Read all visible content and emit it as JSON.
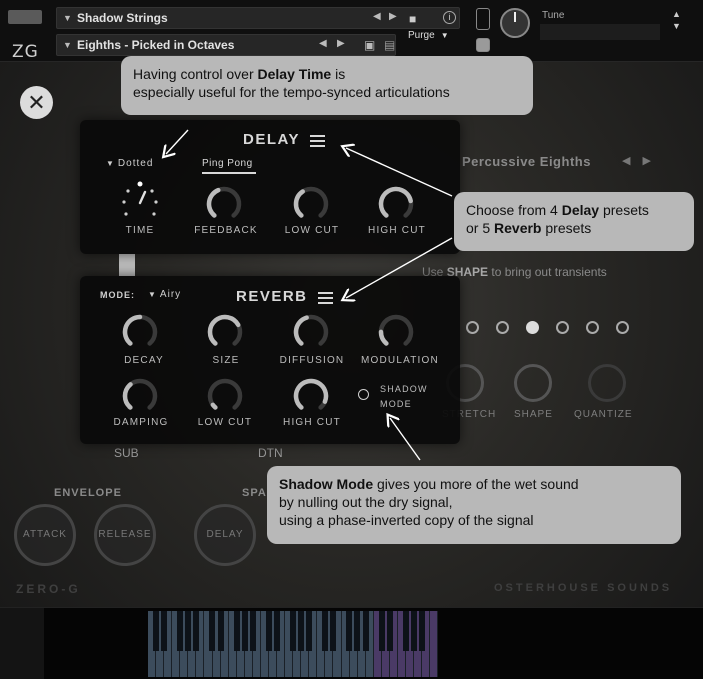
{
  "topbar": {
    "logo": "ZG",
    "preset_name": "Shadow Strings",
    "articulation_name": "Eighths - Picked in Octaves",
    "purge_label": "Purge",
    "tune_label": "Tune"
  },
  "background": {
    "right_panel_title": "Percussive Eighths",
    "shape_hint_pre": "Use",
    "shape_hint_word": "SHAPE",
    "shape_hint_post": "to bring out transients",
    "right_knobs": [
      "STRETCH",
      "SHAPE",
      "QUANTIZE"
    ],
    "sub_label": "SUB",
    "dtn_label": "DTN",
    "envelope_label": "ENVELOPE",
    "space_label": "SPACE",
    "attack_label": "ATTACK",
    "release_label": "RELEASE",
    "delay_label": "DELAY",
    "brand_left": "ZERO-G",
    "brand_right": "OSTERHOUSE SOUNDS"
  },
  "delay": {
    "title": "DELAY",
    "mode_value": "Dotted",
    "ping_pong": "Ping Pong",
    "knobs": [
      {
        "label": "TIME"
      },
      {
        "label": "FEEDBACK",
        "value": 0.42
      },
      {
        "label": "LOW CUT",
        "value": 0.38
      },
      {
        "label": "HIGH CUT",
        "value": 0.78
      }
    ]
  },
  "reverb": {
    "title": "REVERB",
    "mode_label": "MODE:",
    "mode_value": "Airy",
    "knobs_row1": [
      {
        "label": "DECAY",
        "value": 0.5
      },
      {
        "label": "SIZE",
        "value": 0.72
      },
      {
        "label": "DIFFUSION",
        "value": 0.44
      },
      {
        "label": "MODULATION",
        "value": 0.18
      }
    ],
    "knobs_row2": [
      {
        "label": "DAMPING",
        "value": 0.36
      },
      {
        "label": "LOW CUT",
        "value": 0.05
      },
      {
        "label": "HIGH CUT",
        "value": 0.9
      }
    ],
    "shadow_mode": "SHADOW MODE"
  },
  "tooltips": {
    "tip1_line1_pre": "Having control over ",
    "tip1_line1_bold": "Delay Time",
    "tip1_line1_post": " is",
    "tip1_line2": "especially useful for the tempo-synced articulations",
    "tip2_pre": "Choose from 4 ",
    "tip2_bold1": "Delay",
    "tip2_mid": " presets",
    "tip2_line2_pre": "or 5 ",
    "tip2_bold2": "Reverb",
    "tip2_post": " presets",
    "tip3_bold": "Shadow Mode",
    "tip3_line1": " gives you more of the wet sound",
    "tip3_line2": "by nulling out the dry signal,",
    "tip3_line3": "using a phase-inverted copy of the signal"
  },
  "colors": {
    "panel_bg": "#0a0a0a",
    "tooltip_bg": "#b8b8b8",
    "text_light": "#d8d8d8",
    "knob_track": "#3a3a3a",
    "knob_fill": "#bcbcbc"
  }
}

^^^^^^^^

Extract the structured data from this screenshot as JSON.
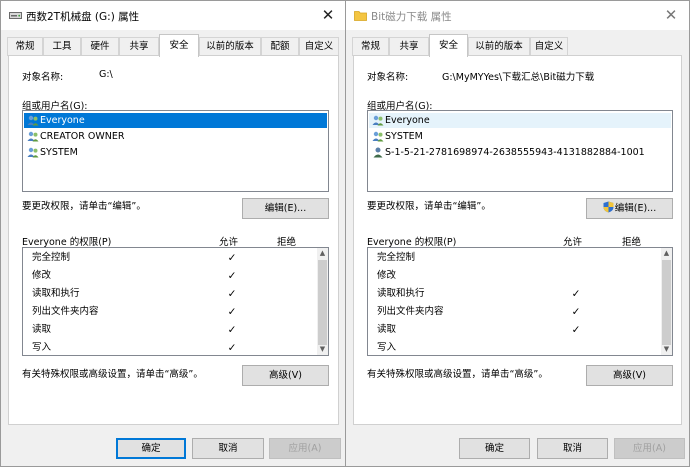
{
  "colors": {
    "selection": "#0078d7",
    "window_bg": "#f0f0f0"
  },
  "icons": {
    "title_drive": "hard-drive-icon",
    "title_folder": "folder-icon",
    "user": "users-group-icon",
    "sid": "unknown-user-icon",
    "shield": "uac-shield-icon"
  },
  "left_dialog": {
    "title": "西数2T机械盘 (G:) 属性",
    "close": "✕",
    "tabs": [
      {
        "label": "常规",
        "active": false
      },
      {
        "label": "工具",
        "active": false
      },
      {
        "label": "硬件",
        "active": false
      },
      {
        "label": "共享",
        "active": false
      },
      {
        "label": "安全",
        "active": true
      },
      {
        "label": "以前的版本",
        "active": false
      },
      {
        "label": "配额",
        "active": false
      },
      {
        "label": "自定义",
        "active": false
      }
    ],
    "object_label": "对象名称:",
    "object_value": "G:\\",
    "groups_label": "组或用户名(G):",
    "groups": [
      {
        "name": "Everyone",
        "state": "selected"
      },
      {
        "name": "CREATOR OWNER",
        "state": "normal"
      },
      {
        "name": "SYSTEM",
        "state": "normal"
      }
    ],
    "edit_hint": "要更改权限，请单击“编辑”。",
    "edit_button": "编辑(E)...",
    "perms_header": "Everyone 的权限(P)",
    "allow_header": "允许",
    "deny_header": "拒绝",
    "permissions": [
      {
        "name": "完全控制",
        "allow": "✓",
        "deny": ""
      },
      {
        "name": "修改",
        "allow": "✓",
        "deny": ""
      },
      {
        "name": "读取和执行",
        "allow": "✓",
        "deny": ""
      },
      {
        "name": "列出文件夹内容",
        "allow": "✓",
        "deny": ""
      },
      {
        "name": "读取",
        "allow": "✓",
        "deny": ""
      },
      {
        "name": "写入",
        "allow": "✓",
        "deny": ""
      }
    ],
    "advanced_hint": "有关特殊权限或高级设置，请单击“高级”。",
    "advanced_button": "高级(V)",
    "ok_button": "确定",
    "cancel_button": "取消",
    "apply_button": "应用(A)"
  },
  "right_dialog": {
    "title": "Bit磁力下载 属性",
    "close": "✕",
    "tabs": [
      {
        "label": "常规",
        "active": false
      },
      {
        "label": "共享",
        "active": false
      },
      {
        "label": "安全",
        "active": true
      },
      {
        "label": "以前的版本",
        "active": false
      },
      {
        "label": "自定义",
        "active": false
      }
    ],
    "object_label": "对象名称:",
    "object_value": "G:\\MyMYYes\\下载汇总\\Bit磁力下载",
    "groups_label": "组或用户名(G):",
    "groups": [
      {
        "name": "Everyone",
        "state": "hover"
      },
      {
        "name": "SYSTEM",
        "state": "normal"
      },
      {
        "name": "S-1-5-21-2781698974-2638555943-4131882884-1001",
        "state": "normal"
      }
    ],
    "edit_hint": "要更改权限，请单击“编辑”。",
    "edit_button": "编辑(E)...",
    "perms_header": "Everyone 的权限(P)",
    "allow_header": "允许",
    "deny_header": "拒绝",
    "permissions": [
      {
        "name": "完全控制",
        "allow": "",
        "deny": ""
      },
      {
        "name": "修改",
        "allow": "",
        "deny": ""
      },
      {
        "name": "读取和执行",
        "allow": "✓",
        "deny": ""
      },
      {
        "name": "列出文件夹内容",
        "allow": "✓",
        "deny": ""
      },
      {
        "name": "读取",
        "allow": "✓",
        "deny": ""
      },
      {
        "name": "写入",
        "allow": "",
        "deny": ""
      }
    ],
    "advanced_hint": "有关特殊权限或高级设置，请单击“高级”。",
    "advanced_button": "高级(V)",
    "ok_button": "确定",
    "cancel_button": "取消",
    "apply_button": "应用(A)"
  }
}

^^^^^^^^

Count every line in the listing above that holds "Eighths", then report only the count.

**Written answer**
2